* _WHAT YOU NEED TO DO_:
Transcribe all the records exactly and omit any images they hold.

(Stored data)
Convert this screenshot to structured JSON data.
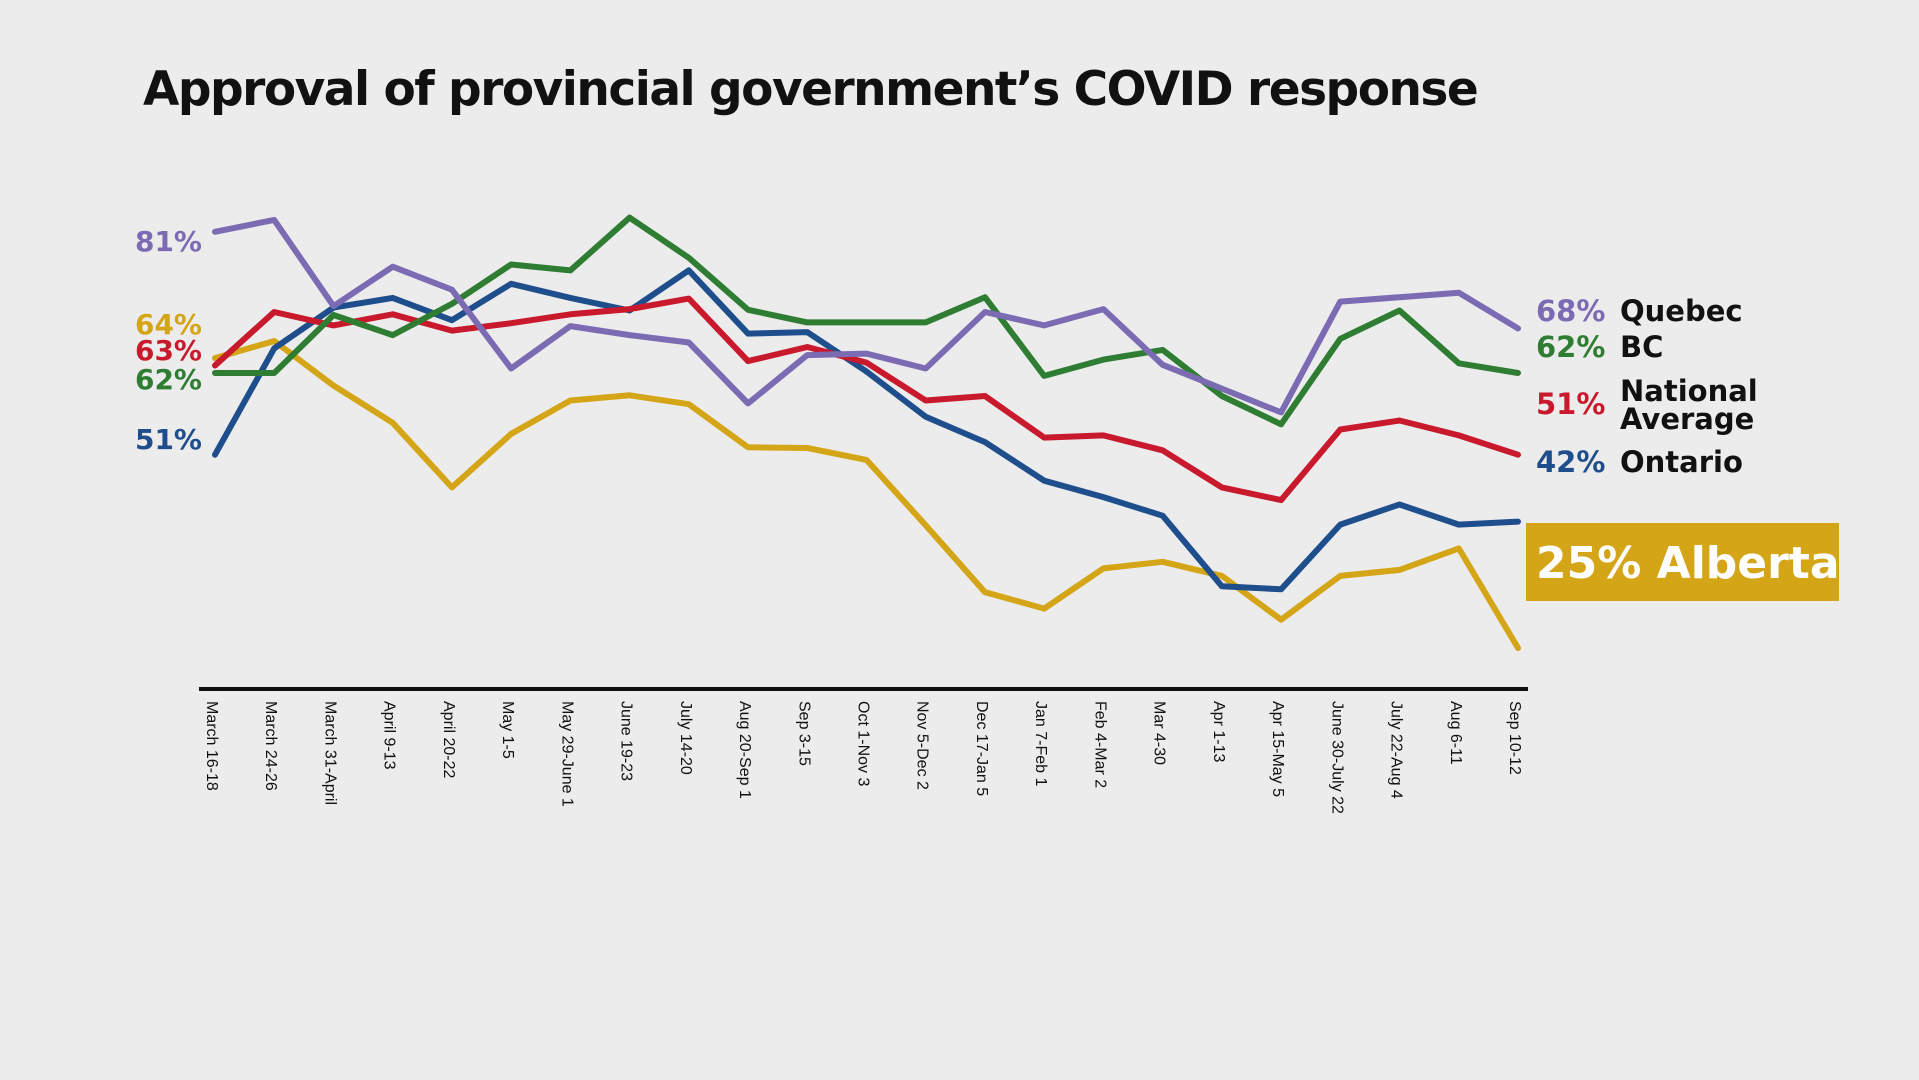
{
  "chart_data": {
    "type": "line",
    "title": "Approval of provincial government’s COVID response",
    "xlabel": "",
    "ylabel": "",
    "ylim": [
      18,
      92
    ],
    "grid": false,
    "legend": "right-end-labels",
    "categories": [
      "March 16-18",
      "March 24-26",
      "March 31-April",
      "April 9-13",
      "April 20-22",
      "May 1-5",
      "May 29-June 1",
      "June 19-23",
      "July 14-20",
      "Aug 20-Sep 1",
      "Sep 3-15",
      "Oct 1-Nov 3",
      "Nov 5-Dec 2",
      "Dec 17-Jan 5",
      "Jan 7-Feb 1",
      "Feb 4-Mar 2",
      "Mar 4-30",
      "Apr 1-13",
      "Apr 15-May 5",
      "June 30-July 22",
      "July 22-Aug 4",
      "Aug 6-11",
      "Sep 10-12"
    ],
    "series": [
      {
        "name": "Quebec",
        "color": "#7b6bb3",
        "start_label": "81%",
        "end_label": "68%",
        "values": [
          81,
          82.6,
          71,
          76.3,
          73.2,
          62.6,
          68.3,
          67.1,
          66.1,
          57.9,
          64.4,
          64.6,
          62.6,
          70.2,
          68.4,
          70.6,
          63.1,
          59.9,
          56.7,
          71.6,
          72.2,
          72.8,
          68
        ]
      },
      {
        "name": "BC",
        "color": "#2e7d32",
        "start_label": "62%",
        "end_label": "62%",
        "values": [
          62,
          62,
          69.8,
          67.1,
          71.3,
          76.6,
          75.8,
          82.9,
          77.5,
          70.5,
          68.8,
          68.8,
          68.8,
          72.2,
          61.6,
          63.8,
          65.1,
          58.9,
          55.1,
          66.6,
          70.4,
          63.3,
          62
        ]
      },
      {
        "name": "National Average",
        "color": "#c8192d",
        "start_label": "63%",
        "end_label": "51%",
        "values": [
          63,
          70.2,
          68.4,
          69.9,
          67.7,
          68.7,
          69.9,
          70.6,
          72.0,
          63.6,
          65.5,
          63.4,
          58.3,
          58.9,
          53.3,
          53.6,
          51.6,
          46.6,
          44.9,
          54.4,
          55.6,
          53.6,
          51
        ]
      },
      {
        "name": "Ontario",
        "color": "#1f4e8c",
        "start_label": "51%",
        "end_label": "42%",
        "values": [
          51,
          65.3,
          70.8,
          72.1,
          69.1,
          74.0,
          72.1,
          70.4,
          75.8,
          67.3,
          67.5,
          62.2,
          56.1,
          52.7,
          47.5,
          45.3,
          42.8,
          33.3,
          32.9,
          41.6,
          44.3,
          41.6,
          42
        ]
      },
      {
        "name": "Alberta",
        "color": "#d4a617",
        "start_label": "64%",
        "end_label": "25% Alberta",
        "values": [
          64,
          66.3,
          60.3,
          55.3,
          46.6,
          53.8,
          58.3,
          59.0,
          57.8,
          52.0,
          51.9,
          50.3,
          41.5,
          32.5,
          30.3,
          35.7,
          36.6,
          34.7,
          28.8,
          34.7,
          35.5,
          38.4,
          25
        ]
      }
    ]
  }
}
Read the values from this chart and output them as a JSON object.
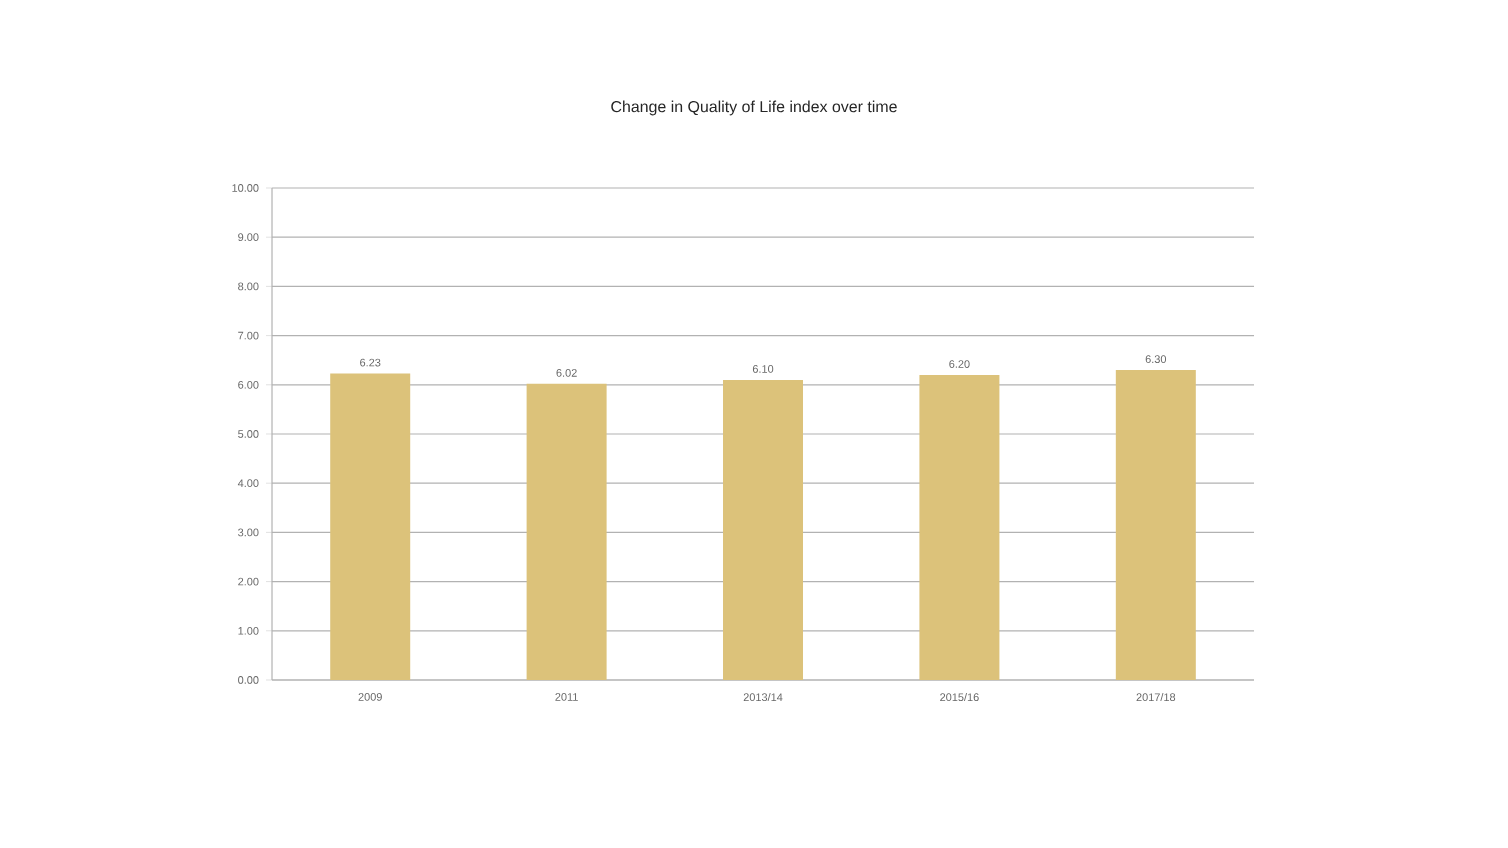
{
  "chart_data": {
    "type": "bar",
    "title": "Change in Quality of Life index over time",
    "categories": [
      "2009",
      "2011",
      "2013/14",
      "2015/16",
      "2017/18"
    ],
    "values": [
      6.23,
      6.02,
      6.1,
      6.2,
      6.3
    ],
    "value_labels": [
      "6.23",
      "6.02",
      "6.10",
      "6.20",
      "6.30"
    ],
    "color": "#dcc27a",
    "ylim": [
      0,
      10
    ],
    "yticks": [
      {
        "value": 0,
        "label": "0.00"
      },
      {
        "value": 1,
        "label": "1.00"
      },
      {
        "value": 2,
        "label": "2.00"
      },
      {
        "value": 3,
        "label": "3.00"
      },
      {
        "value": 4,
        "label": "4.00"
      },
      {
        "value": 5,
        "label": "5.00"
      },
      {
        "value": 6,
        "label": "6.00"
      },
      {
        "value": 7,
        "label": "7.00"
      },
      {
        "value": 8,
        "label": "8.00"
      },
      {
        "value": 9,
        "label": "9.00"
      },
      {
        "value": 10,
        "label": "10.00"
      }
    ],
    "grid": "y"
  }
}
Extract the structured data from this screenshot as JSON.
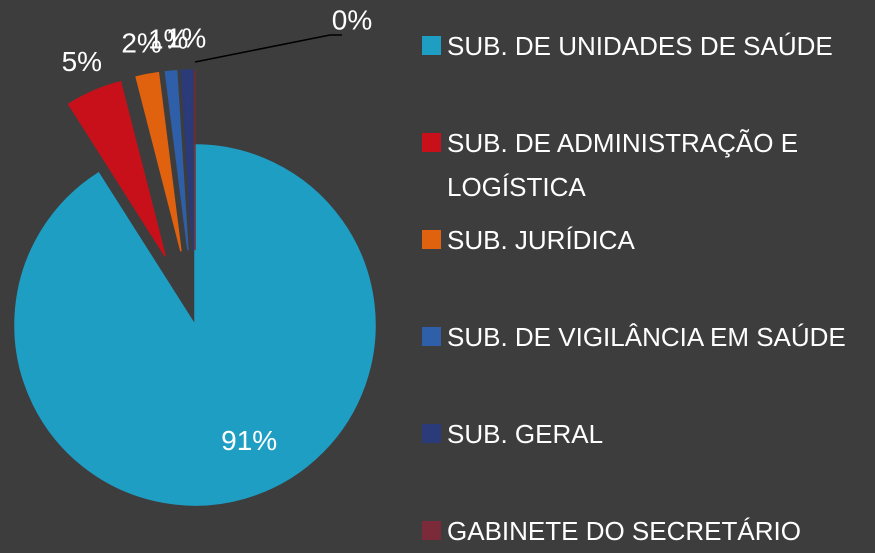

* _THE SOLUTION_:
Convert this screenshot to structured JSON data.
{
  "chart_data": {
    "type": "line",
    "title": "Approval of provincial government’s COVID response",
    "xlabel": "",
    "ylabel": "",
    "ylim": [
      18,
      92
    ],
    "grid": false,
    "legend": "right-end-labels",
    "categories": [
      "March 16-18",
      "March 24-26",
      "March 31-April",
      "April 9-13",
      "April 20-22",
      "May 1-5",
      "May 29-June 1",
      "June 19-23",
      "July 14-20",
      "Aug 20-Sep 1",
      "Sep 3-15",
      "Oct 1-Nov 3",
      "Nov 5-Dec 2",
      "Dec 17-Jan 5",
      "Jan 7-Feb 1",
      "Feb 4-Mar 2",
      "Mar 4-30",
      "Apr 1-13",
      "Apr 15-May 5",
      "June 30-July 22",
      "July 22-Aug 4",
      "Aug 6-11",
      "Sep 10-12"
    ],
    "series": [
      {
        "name": "Quebec",
        "color": "#7b6bb3",
        "start_label": "81%",
        "end_label": "68%",
        "values": [
          81,
          82.6,
          71,
          76.3,
          73.2,
          62.6,
          68.3,
          67.1,
          66.1,
          57.9,
          64.4,
          64.6,
          62.6,
          70.2,
          68.4,
          70.6,
          63.1,
          59.9,
          56.7,
          71.6,
          72.2,
          72.8,
          68
        ]
      },
      {
        "name": "BC",
        "color": "#2e7d32",
        "start_label": "62%",
        "end_label": "62%",
        "values": [
          62,
          62,
          69.8,
          67.1,
          71.3,
          76.6,
          75.8,
          82.9,
          77.5,
          70.5,
          68.8,
          68.8,
          68.8,
          72.2,
          61.6,
          63.8,
          65.1,
          58.9,
          55.1,
          66.6,
          70.4,
          63.3,
          62
        ]
      },
      {
        "name": "National Average",
        "color": "#c8192d",
        "start_label": "63%",
        "end_label": "51%",
        "values": [
          63,
          70.2,
          68.4,
          69.9,
          67.7,
          68.7,
          69.9,
          70.6,
          72.0,
          63.6,
          65.5,
          63.4,
          58.3,
          58.9,
          53.3,
          53.6,
          51.6,
          46.6,
          44.9,
          54.4,
          55.6,
          53.6,
          51
        ]
      },
      {
        "name": "Ontario",
        "color": "#1f4e8c",
        "start_label": "51%",
        "end_label": "42%",
        "values": [
          51,
          65.3,
          70.8,
          72.1,
          69.1,
          74.0,
          72.1,
          70.4,
          75.8,
          67.3,
          67.5,
          62.2,
          56.1,
          52.7,
          47.5,
          45.3,
          42.8,
          33.3,
          32.9,
          41.6,
          44.3,
          41.6,
          42
        ]
      },
      {
        "name": "Alberta",
        "color": "#d4a617",
        "start_label": "64%",
        "end_label": "25% Alberta",
        "values": [
          64,
          66.3,
          60.3,
          55.3,
          46.6,
          53.8,
          58.3,
          59.0,
          57.8,
          52.0,
          51.9,
          50.3,
          41.5,
          32.5,
          30.3,
          35.7,
          36.6,
          34.7,
          28.8,
          34.7,
          35.5,
          38.4,
          25
        ]
      }
    ]
  }
}
Read the values from this chart and output them as a JSON object.
{
  "chart_data": {
    "type": "bar",
    "title": "Change in Quality of Life index over time",
    "categories": [
      "2009",
      "2011",
      "2013/14",
      "2015/16",
      "2017/18"
    ],
    "values": [
      6.23,
      6.02,
      6.1,
      6.2,
      6.3
    ],
    "value_labels": [
      "6.23",
      "6.02",
      "6.10",
      "6.20",
      "6.30"
    ],
    "color": "#dcc27a",
    "ylim": [
      0,
      10
    ],
    "yticks": [
      {
        "value": 0,
        "label": "0.00"
      },
      {
        "value": 1,
        "label": "1.00"
      },
      {
        "value": 2,
        "label": "2.00"
      },
      {
        "value": 3,
        "label": "3.00"
      },
      {
        "value": 4,
        "label": "4.00"
      },
      {
        "value": 5,
        "label": "5.00"
      },
      {
        "value": 6,
        "label": "6.00"
      },
      {
        "value": 7,
        "label": "7.00"
      },
      {
        "value": 8,
        "label": "8.00"
      },
      {
        "value": 9,
        "label": "9.00"
      },
      {
        "value": 10,
        "label": "10.00"
      }
    ],
    "grid": "y"
  }
}
Extract the structured data from this screenshot as JSON.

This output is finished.